____ Data entries

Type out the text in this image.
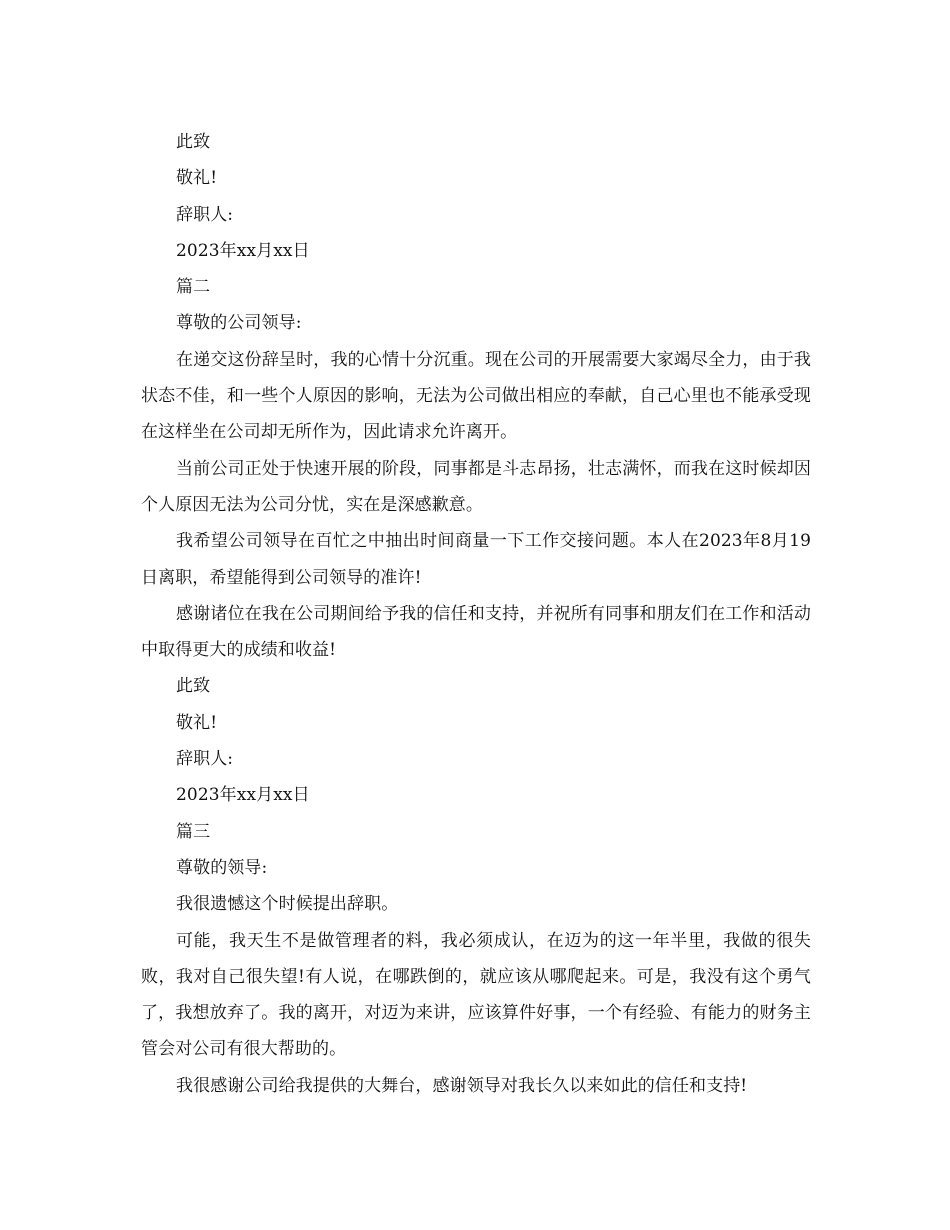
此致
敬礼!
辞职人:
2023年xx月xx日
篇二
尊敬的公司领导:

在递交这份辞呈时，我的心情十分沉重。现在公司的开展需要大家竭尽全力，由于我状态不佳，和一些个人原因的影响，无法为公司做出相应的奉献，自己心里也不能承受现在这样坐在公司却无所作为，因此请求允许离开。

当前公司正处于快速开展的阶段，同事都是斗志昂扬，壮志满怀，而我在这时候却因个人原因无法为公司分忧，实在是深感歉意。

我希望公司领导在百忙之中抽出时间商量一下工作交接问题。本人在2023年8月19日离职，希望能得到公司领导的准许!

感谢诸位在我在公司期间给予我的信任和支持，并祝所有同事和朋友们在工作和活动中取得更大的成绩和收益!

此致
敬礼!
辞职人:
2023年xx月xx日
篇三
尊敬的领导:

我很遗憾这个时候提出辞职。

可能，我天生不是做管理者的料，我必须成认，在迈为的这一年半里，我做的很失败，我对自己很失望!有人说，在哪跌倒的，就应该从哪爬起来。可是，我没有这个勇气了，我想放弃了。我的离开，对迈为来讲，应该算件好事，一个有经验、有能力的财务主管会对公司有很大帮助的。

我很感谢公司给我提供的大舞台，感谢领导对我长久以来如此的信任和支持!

________

Omit the pictures and give the material again, exactly and in full.

Type out the text in this image.
此致
敬礼!
辞职人:
2023年xx月xx日
篇二
尊敬的公司领导:

在递交这份辞呈时，我的心情十分沉重。现在公司的开展需要大家竭尽全力，由于我状态不佳，和一些个人原因的影响，无法为公司做出相应的奉献，自己心里也不能承受现在这样坐在公司却无所作为，因此请求允许离开。

当前公司正处于快速开展的阶段，同事都是斗志昂扬，壮志满怀，而我在这时候却因个人原因无法为公司分忧，实在是深感歉意。

我希望公司领导在百忙之中抽出时间商量一下工作交接问题。本人在2023年8月19日离职，希望能得到公司领导的准许!

感谢诸位在我在公司期间给予我的信任和支持，并祝所有同事和朋友们在工作和活动中取得更大的成绩和收益!

此致
敬礼!
辞职人:
2023年xx月xx日
篇三
尊敬的领导:

我很遗憾这个时候提出辞职。

可能，我天生不是做管理者的料，我必须成认，在迈为的这一年半里，我做的很失败，我对自己很失望!有人说，在哪跌倒的，就应该从哪爬起来。可是，我没有这个勇气了，我想放弃了。我的离开，对迈为来讲，应该算件好事，一个有经验、有能力的财务主管会对公司有很大帮助的。

我很感谢公司给我提供的大舞台，感谢领导对我长久以来如此的信任和支持!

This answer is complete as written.